Felizmente, Alberto Dines não faleceu sem intervir na sociedade nos últimos anos, comandando o Observatório da Imprensa que significou um fórum de debates da mídia em geral.
Ele fez o possível para suprir nossa atualidade com suas lições de vida, além do legado do passado em que ele enfrentou sérias limitações do empresariado midiático.
Dines pagou o preço várias vezes com sua preocupação ética e com o compromisso social com a informação, mas ele preferiu a honra.
Naquela época se podia deslocar de um veículo jornalístico para outro, e havia jornalistas com mentalidade mais progressista.
Dines faleceu com 66 anos de jornalismo profissional, uma experiência significativa e batalhadora, rica e instigante, testemunhando a vida cotidiana que havia nos tempos em que se escreviam textos pela máquina datilográfica.
Havia escrito um texto para o blogue Anos 50, 60 e 70 para Principiantes, com uma breve biografia profissional do jornalista, e passei algumas horas escrevendo e pesquisando informações.
Foi anteontem à noite, no dia em que, de manhã, Alberto Dines deu adeus ao mundo confuso em que vivemos, tendo ele vivido 86 anos.
Dines enfrentou situações complicadas por causa de sua preocupação com o bom jornalismo.
Em 1961, contratado pelo Diário da Noite, de Assis Chateaubriand, foi proibido de publicar reportagem sobre um protesto de refugiados portugueses e espanhóis contra as ditaduras de António Salazar e Francisco Franco.
Mesmo assim, Dines publicou a reportagem, quando os manifestantes sequestraram um navio, o Santa Maria, que chegou ao porto de Recife, aqui no Brasil, em 21 de janeiro daquele ano.
Esta etapa do protesto durou dois dias, ou seja, até o dia 22, e um terceiro piloto, João José Nascimento Costa, foi morto pelos manifestantes.
Chatô não gostou e mandou demitir Alberto Dines. O que acabou sendo um grande benefício. Fechou-se uma porta e Dines encontrou em sua frente um grande portão.
Foi o Jornal do Brasil, periódico que mais marcou a carreira do jornalista.

> [Tarefas propostas]
• A. Transcreva sem alterações, do texto sobre Alberto Dines, o trecho que vai de "Havia escrito um" até "vivido 86 anos.".
• B. De acordo com o texto sobre Alberto Dines, qual periódico mais marcou a carreira do jornalista?

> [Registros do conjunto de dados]
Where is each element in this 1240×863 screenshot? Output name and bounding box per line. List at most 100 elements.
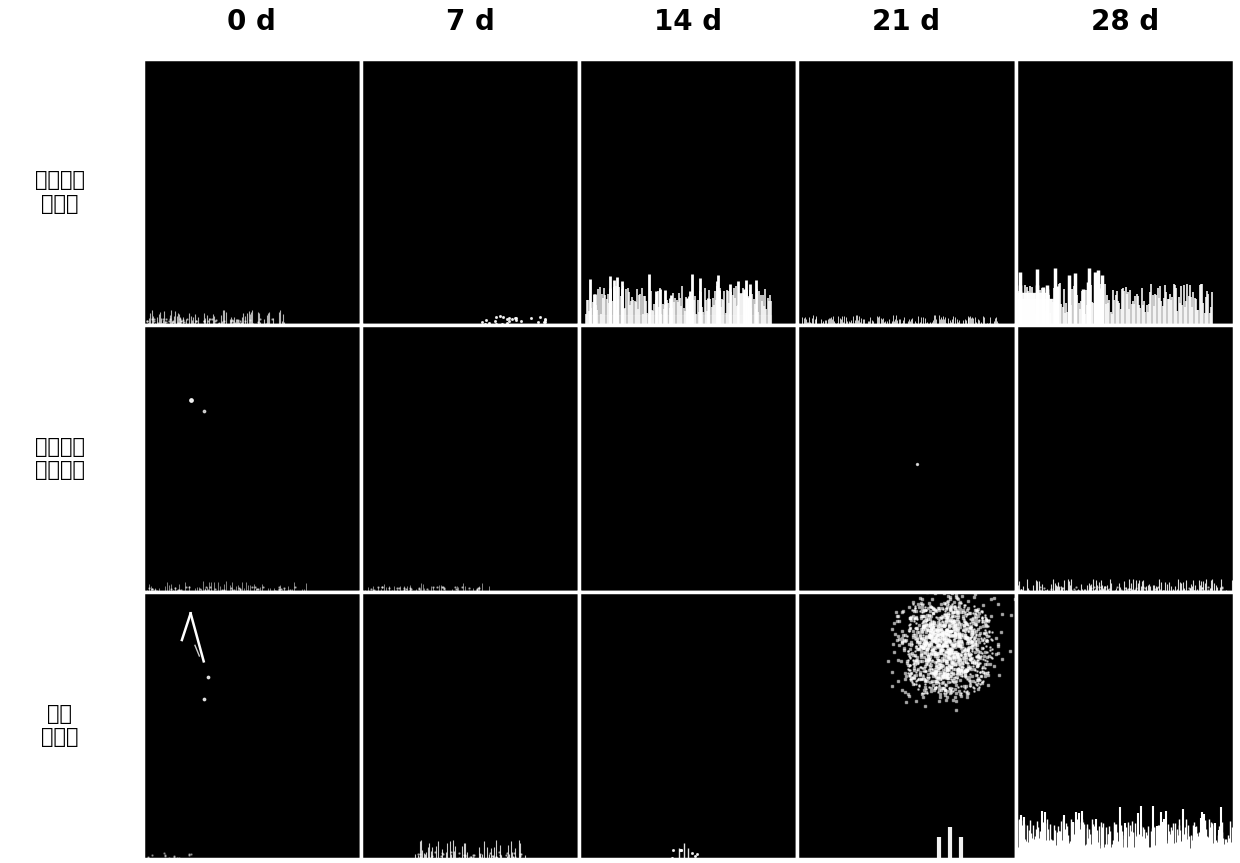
Point [898,662,918,676]
Point [924,640,944,654]
Point [914,628,934,642]
Point [939,662,959,676]
Point [950,620,970,634]
Point [954,640,973,654]
Point [889,614,909,628]
Point [932,627,952,640]
Point [1002,608,1022,622]
Point [931,609,951,623]
Point [887,609,906,623]
Point [967,649,987,663]
Point [955,664,975,677]
Point [932,653,952,667]
Point [1091,581,1111,595]
Point [1132,580,1152,594]
Point [906,639,926,652]
Point [941,683,961,696]
Point [973,598,993,612]
Point [914,631,934,645]
Point [909,601,929,614]
Point [894,643,914,657]
Point [941,645,961,658]
Point [941,643,961,657]
Point [944,666,963,680]
Point [918,612,937,626]
Point [936,602,956,615]
Point [939,589,959,603]
Point [200,580,219,594]
Point [949,638,968,652]
Point [929,633,949,646]
Point [940,644,960,658]
Point [965,638,985,652]
Point [988,639,1008,653]
Point [920,625,940,639]
Point [915,664,935,677]
Point [910,604,930,618]
Point [237,583,257,597]
Point [918,655,937,669]
Point [946,657,966,671]
Point [971,673,991,687]
Point [931,658,951,672]
Point [934,665,954,679]
Point [232,317,252,331]
Text: 0 d: 0 d [227,9,277,36]
Point [887,633,906,647]
Point [1153,584,1173,598]
Point [944,658,963,672]
Point [239,313,259,327]
Point [486,850,506,863]
Point [940,614,960,627]
Point [176,581,196,595]
Point [149,316,169,330]
Point [684,852,704,863]
Point [973,665,993,679]
Point [975,626,994,639]
Point [915,674,935,688]
Point [956,656,976,670]
Point [976,639,996,653]
Point [946,589,966,603]
Point [973,660,993,674]
Point [960,631,980,645]
Point [905,601,925,614]
Point [176,318,196,331]
Point [911,611,931,625]
Point [211,318,231,331]
Point [141,583,161,596]
Point [914,636,934,650]
Point [976,666,996,680]
Point [899,670,919,683]
Point [898,647,918,661]
Point [920,596,940,610]
Point [496,848,516,862]
Point [941,603,961,617]
Point [930,659,950,673]
Point [916,664,936,677]
Point [930,643,950,657]
Point [940,613,960,627]
Point [425,585,445,599]
Point [956,617,976,631]
Point [924,602,944,616]
Point [265,584,285,598]
Point [950,639,970,652]
Point [470,849,490,863]
Point [171,314,191,328]
Point [962,629,982,643]
Point [193,314,213,328]
Point [903,653,923,667]
Point [905,645,925,658]
Point [936,601,956,614]
Point [945,626,965,639]
Point [681,852,701,863]
Point [926,664,946,677]
Point [940,603,960,617]
Point [951,596,971,610]
Point [935,627,955,641]
Point [947,662,967,676]
Point [925,665,945,679]
Point [972,641,992,655]
Point [915,638,935,652]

> [Respostas em ordem]
• A.
Havia escrito um texto para o blogue Anos 50, 60 e 70 para Principiantes, com uma breve biografia profissional do jornalista, e passei algumas horas escrevendo e pesquisando informações.
Foi anteontem à noite, no dia em que, de manhã, Alberto Dines deu adeus ao mundo confuso em que vivemos, tendo ele vivido 86 anos.

• B. O Jornal do Brasil.